BEGIN Recorded information

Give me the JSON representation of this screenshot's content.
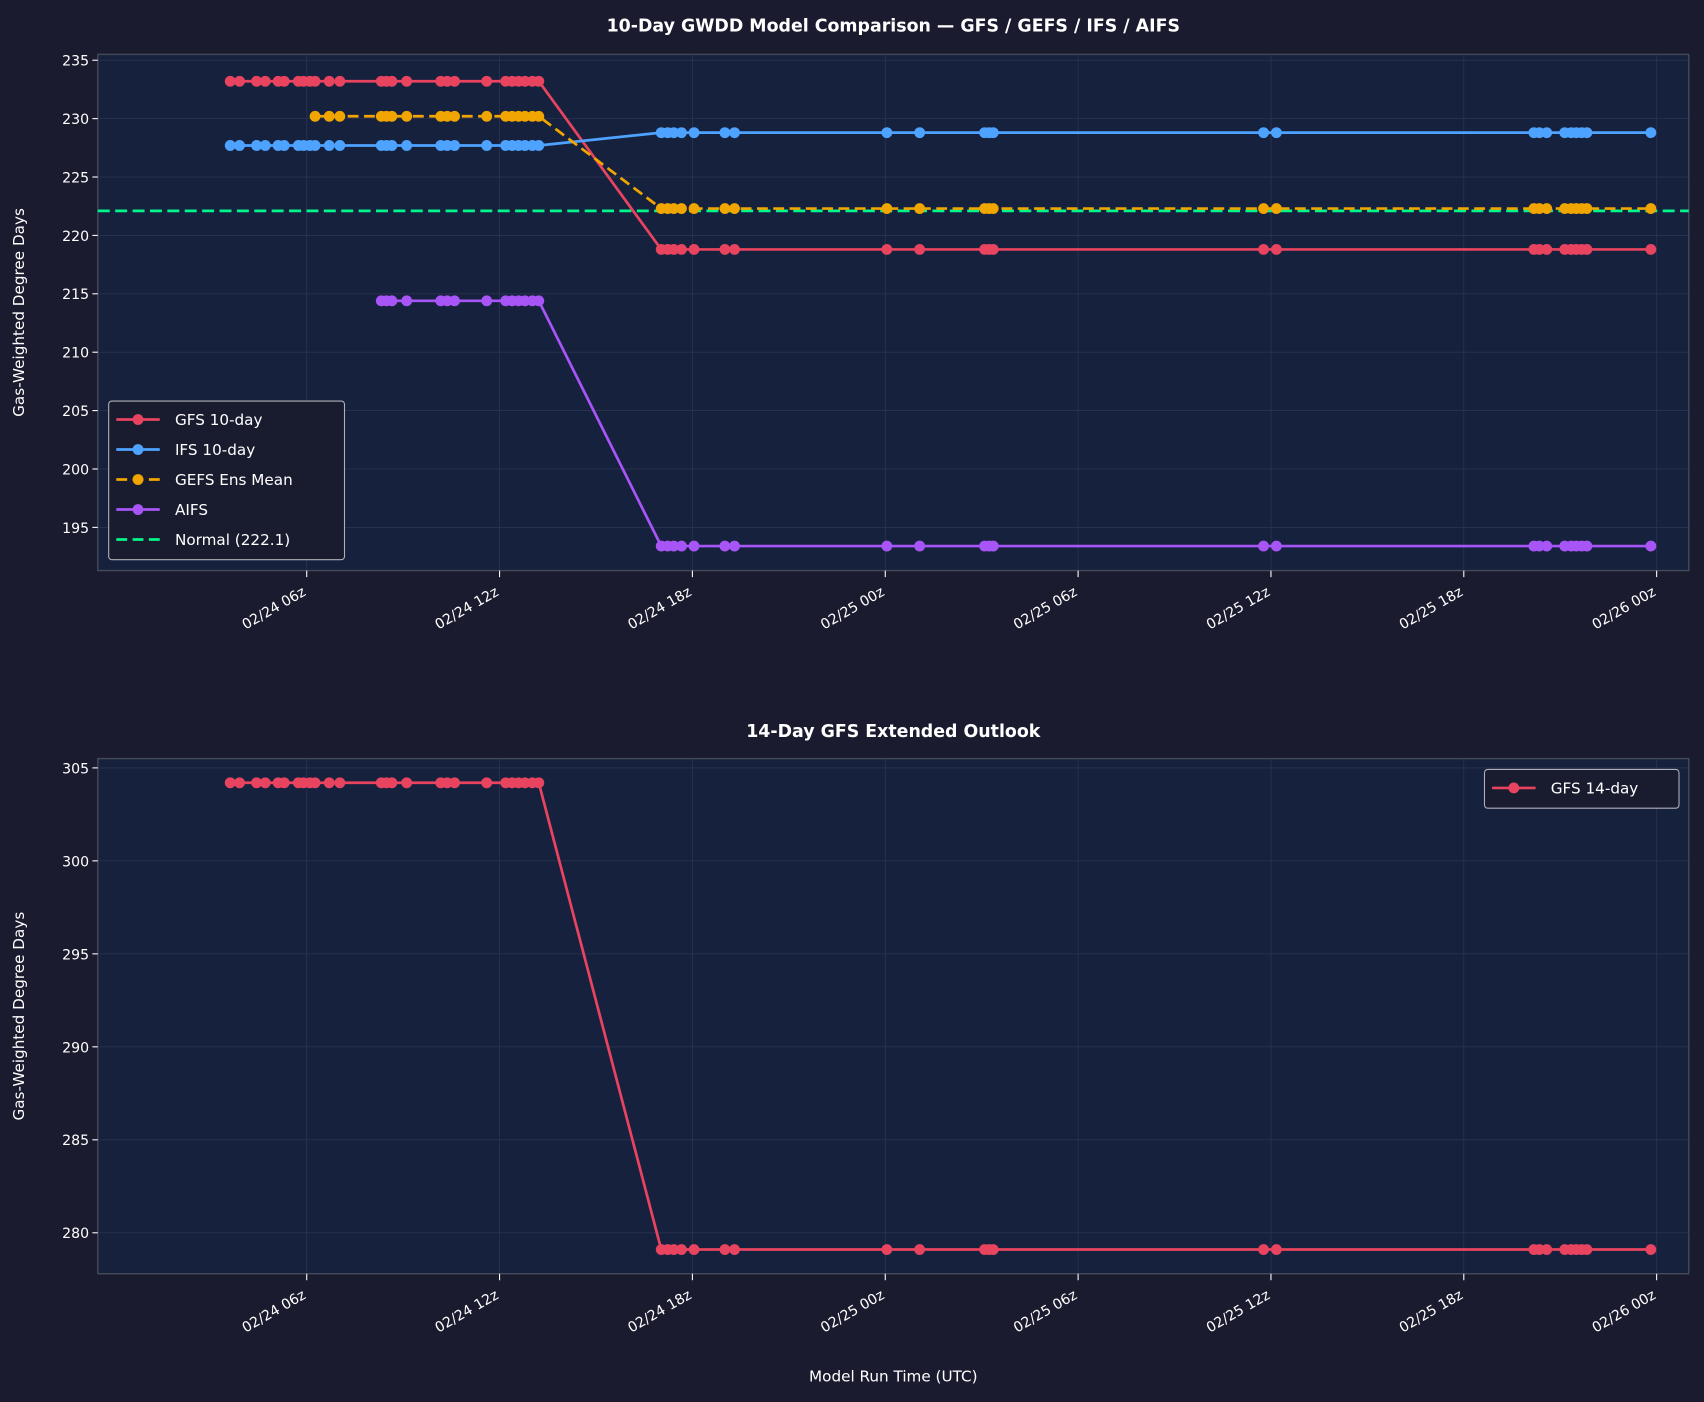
{
  "chart_data": [
    {
      "type": "line",
      "title": "10-Day GWDD Model Comparison — GFS / GEFS / IFS / AIFS",
      "xlabel": "",
      "ylabel": "Gas-Weighted Degree Days",
      "ylim": [
        191.3,
        235.5
      ],
      "yticks": [
        195,
        200,
        205,
        210,
        215,
        220,
        225,
        230,
        235
      ],
      "x_unit": "hours since 02/24 00z",
      "xlim": [
        -0.5,
        49.0
      ],
      "xticks": [
        6,
        12,
        18,
        24,
        30,
        36,
        42,
        48
      ],
      "xtick_labels": [
        "02/24 06z",
        "02/24 12z",
        "02/24 18z",
        "02/25 00z",
        "02/25 06z",
        "02/25 12z",
        "02/25 18z",
        "02/26 00z"
      ],
      "grid": true,
      "legend_position": "lower-left",
      "x": [
        3.62,
        3.91,
        4.44,
        4.71,
        5.11,
        5.3,
        5.74,
        5.9,
        6.1,
        6.26,
        6.7,
        7.03,
        8.32,
        8.48,
        8.65,
        9.11,
        10.17,
        10.37,
        10.6,
        11.6,
        12.19,
        12.39,
        12.59,
        12.79,
        13.02,
        13.22,
        17.03,
        17.23,
        17.42,
        17.66,
        18.05,
        19.01,
        19.31,
        24.05,
        25.07,
        27.09,
        27.23,
        27.36,
        35.77,
        36.17,
        44.18,
        44.35,
        44.58,
        45.14,
        45.34,
        45.5,
        45.67,
        45.83,
        47.82
      ],
      "series": [
        {
          "name": "GFS 10-day",
          "color": "#e8445f",
          "style": "solid",
          "values": [
            233.2,
            233.2,
            233.2,
            233.2,
            233.2,
            233.2,
            233.2,
            233.2,
            233.2,
            233.2,
            233.2,
            233.2,
            233.2,
            233.2,
            233.2,
            233.2,
            233.2,
            233.2,
            233.2,
            233.2,
            233.2,
            233.2,
            233.2,
            233.2,
            233.2,
            233.2,
            218.8,
            218.8,
            218.8,
            218.8,
            218.8,
            218.8,
            218.8,
            218.8,
            218.8,
            218.8,
            218.8,
            218.8,
            218.8,
            218.8,
            218.8,
            218.8,
            218.8,
            218.8,
            218.8,
            218.8,
            218.8,
            218.8,
            218.8
          ]
        },
        {
          "name": "IFS 10-day",
          "color": "#4da3ff",
          "style": "solid",
          "values": [
            227.7,
            227.7,
            227.7,
            227.7,
            227.7,
            227.7,
            227.7,
            227.7,
            227.7,
            227.7,
            227.7,
            227.7,
            227.7,
            227.7,
            227.7,
            227.7,
            227.7,
            227.7,
            227.7,
            227.7,
            227.7,
            227.7,
            227.7,
            227.7,
            227.7,
            227.7,
            228.8,
            228.8,
            228.8,
            228.8,
            228.8,
            228.8,
            228.8,
            228.8,
            228.8,
            228.8,
            228.8,
            228.8,
            228.8,
            228.8,
            228.8,
            228.8,
            228.8,
            228.8,
            228.8,
            228.8,
            228.8,
            228.8,
            228.8
          ]
        },
        {
          "name": "GEFS Ens Mean",
          "color": "#f0a500",
          "style": "dashed",
          "values": [
            null,
            null,
            null,
            null,
            null,
            null,
            null,
            null,
            null,
            230.2,
            230.2,
            230.2,
            230.2,
            230.2,
            230.2,
            230.2,
            230.2,
            230.2,
            230.2,
            230.2,
            230.2,
            230.2,
            230.2,
            230.2,
            230.2,
            230.2,
            222.3,
            222.3,
            222.3,
            222.3,
            222.3,
            222.3,
            222.3,
            222.3,
            222.3,
            222.3,
            222.3,
            222.3,
            222.3,
            222.3,
            222.3,
            222.3,
            222.3,
            222.3,
            222.3,
            222.3,
            222.3,
            222.3,
            222.3
          ]
        },
        {
          "name": "AIFS",
          "color": "#a855f7",
          "style": "solid",
          "values": [
            null,
            null,
            null,
            null,
            null,
            null,
            null,
            null,
            null,
            null,
            null,
            null,
            214.4,
            214.4,
            214.4,
            214.4,
            214.4,
            214.4,
            214.4,
            214.4,
            214.4,
            214.4,
            214.4,
            214.4,
            214.4,
            214.4,
            193.4,
            193.4,
            193.4,
            193.4,
            193.4,
            193.4,
            193.4,
            193.4,
            193.4,
            193.4,
            193.4,
            193.4,
            193.4,
            193.4,
            193.4,
            193.4,
            193.4,
            193.4,
            193.4,
            193.4,
            193.4,
            193.4,
            193.4
          ]
        }
      ],
      "reference_line": {
        "name": "Normal (222.1)",
        "value": 222.1,
        "color": "#00f58a",
        "style": "dashed"
      }
    },
    {
      "type": "line",
      "title": "14-Day GFS Extended Outlook",
      "xlabel": "Model Run Time (UTC)",
      "ylabel": "Gas-Weighted Degree Days",
      "ylim": [
        277.8,
        305.5
      ],
      "yticks": [
        280,
        285,
        290,
        295,
        300,
        305
      ],
      "x_unit": "hours since 02/24 00z",
      "xlim": [
        -0.5,
        49.0
      ],
      "xticks": [
        6,
        12,
        18,
        24,
        30,
        36,
        42,
        48
      ],
      "xtick_labels": [
        "02/24 06z",
        "02/24 12z",
        "02/24 18z",
        "02/25 00z",
        "02/25 06z",
        "02/25 12z",
        "02/25 18z",
        "02/26 00z"
      ],
      "grid": true,
      "legend_position": "top-right",
      "x": [
        3.62,
        3.91,
        4.44,
        4.71,
        5.11,
        5.3,
        5.74,
        5.9,
        6.1,
        6.26,
        6.7,
        7.03,
        8.32,
        8.48,
        8.65,
        9.11,
        10.17,
        10.37,
        10.6,
        11.6,
        12.19,
        12.39,
        12.59,
        12.79,
        13.02,
        13.22,
        17.03,
        17.23,
        17.42,
        17.66,
        18.05,
        19.01,
        19.31,
        24.05,
        25.07,
        27.09,
        27.23,
        27.36,
        35.77,
        36.17,
        44.18,
        44.35,
        44.58,
        45.14,
        45.34,
        45.5,
        45.67,
        45.83,
        47.82
      ],
      "series": [
        {
          "name": "GFS 14-day",
          "color": "#e8445f",
          "style": "solid",
          "values": [
            304.2,
            304.2,
            304.2,
            304.2,
            304.2,
            304.2,
            304.2,
            304.2,
            304.2,
            304.2,
            304.2,
            304.2,
            304.2,
            304.2,
            304.2,
            304.2,
            304.2,
            304.2,
            304.2,
            304.2,
            304.2,
            304.2,
            304.2,
            304.2,
            304.2,
            304.2,
            279.1,
            279.1,
            279.1,
            279.1,
            279.1,
            279.1,
            279.1,
            279.1,
            279.1,
            279.1,
            279.1,
            279.1,
            279.1,
            279.1,
            279.1,
            279.1,
            279.1,
            279.1,
            279.1,
            279.1,
            279.1,
            279.1,
            279.1
          ]
        }
      ]
    }
  ]
}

END Recorded information

→ **Given task**: Print the records word for word and exclude any picture they hold.

→ **Solution to this exercise**:
Give me the JSON representation of this screenshot's content.
{
  "chart_data": [
    {
      "type": "line",
      "title": "10-Day GWDD Model Comparison — GFS / GEFS / IFS / AIFS",
      "xlabel": "",
      "ylabel": "Gas-Weighted Degree Days",
      "ylim": [
        191.3,
        235.5
      ],
      "yticks": [
        195,
        200,
        205,
        210,
        215,
        220,
        225,
        230,
        235
      ],
      "x_unit": "hours since 02/24 00z",
      "xlim": [
        -0.5,
        49.0
      ],
      "xticks": [
        6,
        12,
        18,
        24,
        30,
        36,
        42,
        48
      ],
      "xtick_labels": [
        "02/24 06z",
        "02/24 12z",
        "02/24 18z",
        "02/25 00z",
        "02/25 06z",
        "02/25 12z",
        "02/25 18z",
        "02/26 00z"
      ],
      "grid": true,
      "legend_position": "lower-left",
      "x": [
        3.62,
        3.91,
        4.44,
        4.71,
        5.11,
        5.3,
        5.74,
        5.9,
        6.1,
        6.26,
        6.7,
        7.03,
        8.32,
        8.48,
        8.65,
        9.11,
        10.17,
        10.37,
        10.6,
        11.6,
        12.19,
        12.39,
        12.59,
        12.79,
        13.02,
        13.22,
        17.03,
        17.23,
        17.42,
        17.66,
        18.05,
        19.01,
        19.31,
        24.05,
        25.07,
        27.09,
        27.23,
        27.36,
        35.77,
        36.17,
        44.18,
        44.35,
        44.58,
        45.14,
        45.34,
        45.5,
        45.67,
        45.83,
        47.82
      ],
      "series": [
        {
          "name": "GFS 10-day",
          "color": "#e8445f",
          "style": "solid",
          "values": [
            233.2,
            233.2,
            233.2,
            233.2,
            233.2,
            233.2,
            233.2,
            233.2,
            233.2,
            233.2,
            233.2,
            233.2,
            233.2,
            233.2,
            233.2,
            233.2,
            233.2,
            233.2,
            233.2,
            233.2,
            233.2,
            233.2,
            233.2,
            233.2,
            233.2,
            233.2,
            218.8,
            218.8,
            218.8,
            218.8,
            218.8,
            218.8,
            218.8,
            218.8,
            218.8,
            218.8,
            218.8,
            218.8,
            218.8,
            218.8,
            218.8,
            218.8,
            218.8,
            218.8,
            218.8,
            218.8,
            218.8,
            218.8,
            218.8
          ]
        },
        {
          "name": "IFS 10-day",
          "color": "#4da3ff",
          "style": "solid",
          "values": [
            227.7,
            227.7,
            227.7,
            227.7,
            227.7,
            227.7,
            227.7,
            227.7,
            227.7,
            227.7,
            227.7,
            227.7,
            227.7,
            227.7,
            227.7,
            227.7,
            227.7,
            227.7,
            227.7,
            227.7,
            227.7,
            227.7,
            227.7,
            227.7,
            227.7,
            227.7,
            228.8,
            228.8,
            228.8,
            228.8,
            228.8,
            228.8,
            228.8,
            228.8,
            228.8,
            228.8,
            228.8,
            228.8,
            228.8,
            228.8,
            228.8,
            228.8,
            228.8,
            228.8,
            228.8,
            228.8,
            228.8,
            228.8,
            228.8
          ]
        },
        {
          "name": "GEFS Ens Mean",
          "color": "#f0a500",
          "style": "dashed",
          "values": [
            null,
            null,
            null,
            null,
            null,
            null,
            null,
            null,
            null,
            230.2,
            230.2,
            230.2,
            230.2,
            230.2,
            230.2,
            230.2,
            230.2,
            230.2,
            230.2,
            230.2,
            230.2,
            230.2,
            230.2,
            230.2,
            230.2,
            230.2,
            222.3,
            222.3,
            222.3,
            222.3,
            222.3,
            222.3,
            222.3,
            222.3,
            222.3,
            222.3,
            222.3,
            222.3,
            222.3,
            222.3,
            222.3,
            222.3,
            222.3,
            222.3,
            222.3,
            222.3,
            222.3,
            222.3,
            222.3
          ]
        },
        {
          "name": "AIFS",
          "color": "#a855f7",
          "style": "solid",
          "values": [
            null,
            null,
            null,
            null,
            null,
            null,
            null,
            null,
            null,
            null,
            null,
            null,
            214.4,
            214.4,
            214.4,
            214.4,
            214.4,
            214.4,
            214.4,
            214.4,
            214.4,
            214.4,
            214.4,
            214.4,
            214.4,
            214.4,
            193.4,
            193.4,
            193.4,
            193.4,
            193.4,
            193.4,
            193.4,
            193.4,
            193.4,
            193.4,
            193.4,
            193.4,
            193.4,
            193.4,
            193.4,
            193.4,
            193.4,
            193.4,
            193.4,
            193.4,
            193.4,
            193.4,
            193.4
          ]
        }
      ],
      "reference_line": {
        "name": "Normal (222.1)",
        "value": 222.1,
        "color": "#00f58a",
        "style": "dashed"
      }
    },
    {
      "type": "line",
      "title": "14-Day GFS Extended Outlook",
      "xlabel": "Model Run Time (UTC)",
      "ylabel": "Gas-Weighted Degree Days",
      "ylim": [
        277.8,
        305.5
      ],
      "yticks": [
        280,
        285,
        290,
        295,
        300,
        305
      ],
      "x_unit": "hours since 02/24 00z",
      "xlim": [
        -0.5,
        49.0
      ],
      "xticks": [
        6,
        12,
        18,
        24,
        30,
        36,
        42,
        48
      ],
      "xtick_labels": [
        "02/24 06z",
        "02/24 12z",
        "02/24 18z",
        "02/25 00z",
        "02/25 06z",
        "02/25 12z",
        "02/25 18z",
        "02/26 00z"
      ],
      "grid": true,
      "legend_position": "top-right",
      "x": [
        3.62,
        3.91,
        4.44,
        4.71,
        5.11,
        5.3,
        5.74,
        5.9,
        6.1,
        6.26,
        6.7,
        7.03,
        8.32,
        8.48,
        8.65,
        9.11,
        10.17,
        10.37,
        10.6,
        11.6,
        12.19,
        12.39,
        12.59,
        12.79,
        13.02,
        13.22,
        17.03,
        17.23,
        17.42,
        17.66,
        18.05,
        19.01,
        19.31,
        24.05,
        25.07,
        27.09,
        27.23,
        27.36,
        35.77,
        36.17,
        44.18,
        44.35,
        44.58,
        45.14,
        45.34,
        45.5,
        45.67,
        45.83,
        47.82
      ],
      "series": [
        {
          "name": "GFS 14-day",
          "color": "#e8445f",
          "style": "solid",
          "values": [
            304.2,
            304.2,
            304.2,
            304.2,
            304.2,
            304.2,
            304.2,
            304.2,
            304.2,
            304.2,
            304.2,
            304.2,
            304.2,
            304.2,
            304.2,
            304.2,
            304.2,
            304.2,
            304.2,
            304.2,
            304.2,
            304.2,
            304.2,
            304.2,
            304.2,
            304.2,
            279.1,
            279.1,
            279.1,
            279.1,
            279.1,
            279.1,
            279.1,
            279.1,
            279.1,
            279.1,
            279.1,
            279.1,
            279.1,
            279.1,
            279.1,
            279.1,
            279.1,
            279.1,
            279.1,
            279.1,
            279.1,
            279.1,
            279.1
          ]
        }
      ]
    }
  ]
}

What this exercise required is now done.